**Goal**
Locate each line below that includes "moulding" and reproduce it.
[START OF Material for this task]
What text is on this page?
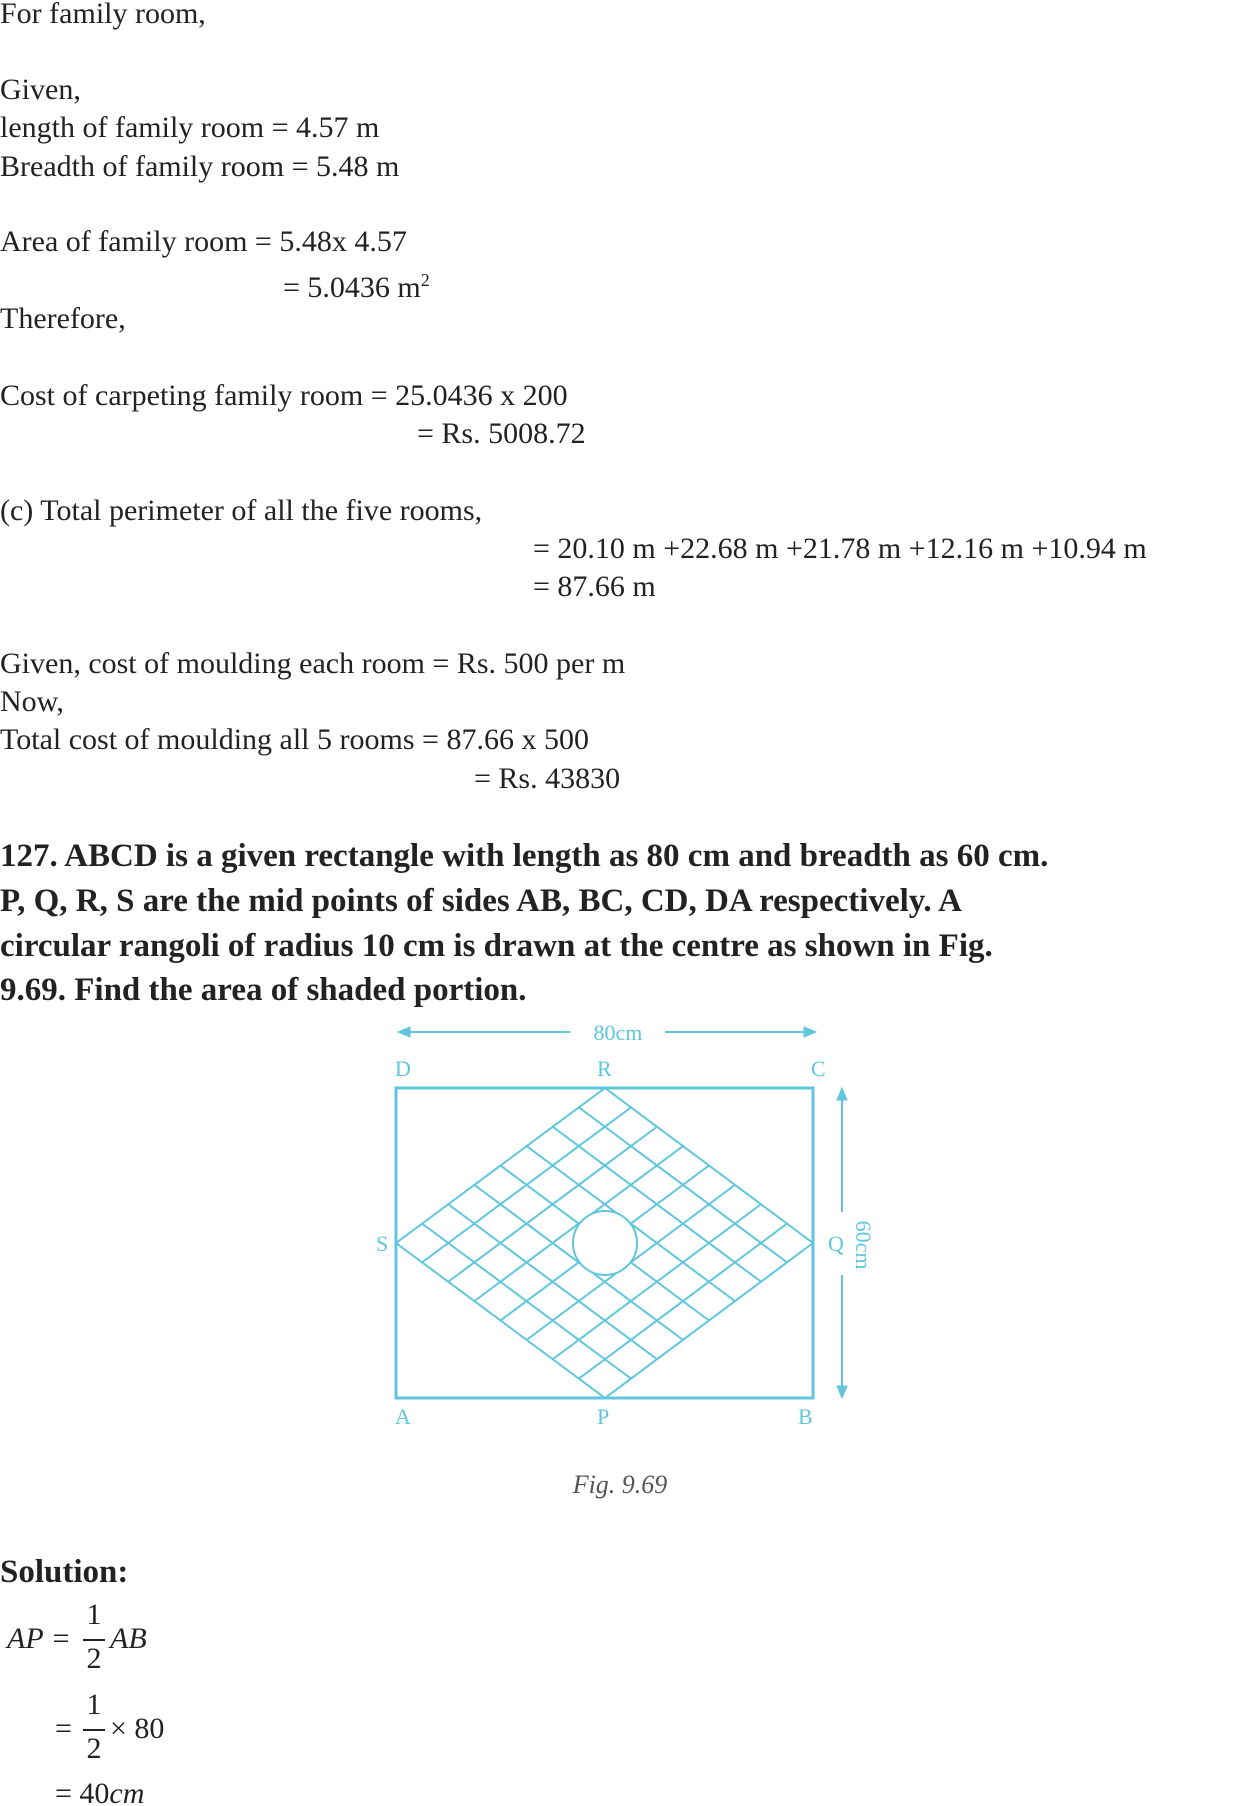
For family room,
Given,
length of family room = 4.57 m
Breadth of family room = 5.48 m
Area of family room = 5.48x 4.57
= 5.0436 $m^2$
Therefore,
Cost of carpeting family room = 25.0436 x 200
= Rs. 5008.72
(c) Total perimeter of all the five rooms,
= 20.10 m +22.68 m +21.78 m +12.16 m +10.94 m
= 87.66 m
Given, cost of moulding each room = Rs. 500 per m
Now,
Total cost of moulding all 5 rooms = 87.66 x 500
= Rs. 43830
127. ABCD is a given rectangle with length as 80 cm and breadth as 60 cm.
P, Q, R, S are the mid points of sides AB, BC, CD, DA respectively. A
circular rangoli of radius 10 cm is drawn at the centre as shown in Fig.
9.69. Find the area of shaded portion.
80cm
60cm
D	R	C
S	Q
A	P	B
Fig. 9.69
Solution:
AP =
1
2
AB
=
1
2
× 80
= 40cm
[END OF Material for this task]
**Task solution**
Given, cost of moulding each room = Rs. 500 per m
Total cost of moulding all 5 rooms = 87.66 x 500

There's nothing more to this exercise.